■ **PROBLEM REQUIREMENTS**: The data is to be repeated exactly, with the images removed.

■ **DATA SHOWN**:
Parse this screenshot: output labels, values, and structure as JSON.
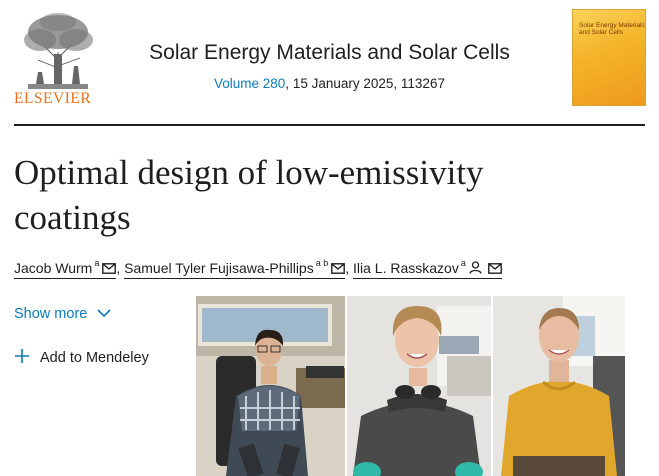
{
  "publisher": {
    "name": "ELSEVIER",
    "logo_icon": "elsevier-tree-logo-icon"
  },
  "journal": {
    "title": "Solar Energy Materials and Solar Cells",
    "volume_link": "Volume 280",
    "date_and_number": ", 15 January 2025, 113267",
    "cover_title": "Solar Energy Materials and Solar Cells"
  },
  "article": {
    "title": "Optimal design of low-emissivity coatings"
  },
  "authors": [
    {
      "name": "Jacob Wurm",
      "affiliations": "a",
      "icons": [
        "mail-icon"
      ]
    },
    {
      "name": "Samuel Tyler Fujisawa-Phillips",
      "affiliations": "a b",
      "icons": [
        "mail-icon"
      ]
    },
    {
      "name": "Ilia L. Rasskazov",
      "affiliations": "a",
      "icons": [
        "person-icon",
        "mail-icon"
      ]
    }
  ],
  "actions": {
    "show_more": "Show more",
    "add_mendeley": "Add to Mendeley"
  },
  "colors": {
    "link": "#0c7dbb",
    "elsevier_orange": "#e9711c",
    "text": "#1f1f1f"
  }
}
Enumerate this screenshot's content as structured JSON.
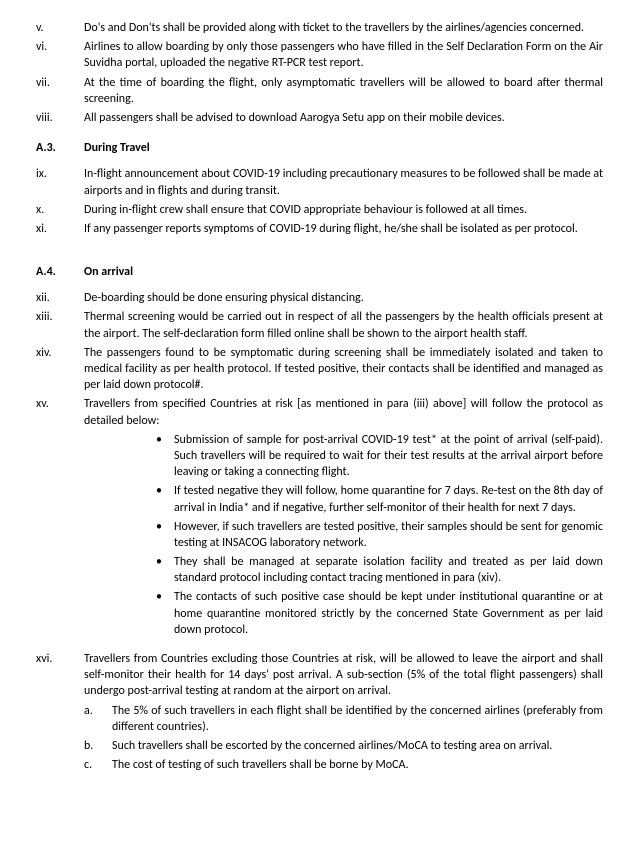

■ **RESPONSE**:
Parse this screenshot: output labels, values, and structure as JSON.
{
  "publisher": {
    "name": "ELSEVIER",
    "logo_icon": "elsevier-tree-logo-icon"
  },
  "journal": {
    "title": "Solar Energy Materials and Solar Cells",
    "volume_link": "Volume 280",
    "date_and_number": ", 15 January 2025, 113267",
    "cover_title": "Solar Energy Materials and Solar Cells"
  },
  "article": {
    "title": "Optimal design of low-emissivity coatings"
  },
  "authors": [
    {
      "name": "Jacob Wurm",
      "affiliations": "a",
      "icons": [
        "mail-icon"
      ]
    },
    {
      "name": "Samuel Tyler Fujisawa-Phillips",
      "affiliations": "a b",
      "icons": [
        "mail-icon"
      ]
    },
    {
      "name": "Ilia L. Rasskazov",
      "affiliations": "a",
      "icons": [
        "person-icon",
        "mail-icon"
      ]
    }
  ],
  "actions": {
    "show_more": "Show more",
    "add_mendeley": "Add to Mendeley"
  },
  "colors": {
    "link": "#0c7dbb",
    "elsevier_orange": "#e9711c",
    "text": "#1f1f1f"
  }
}
Enumerate this screenshot's content as structured JSON.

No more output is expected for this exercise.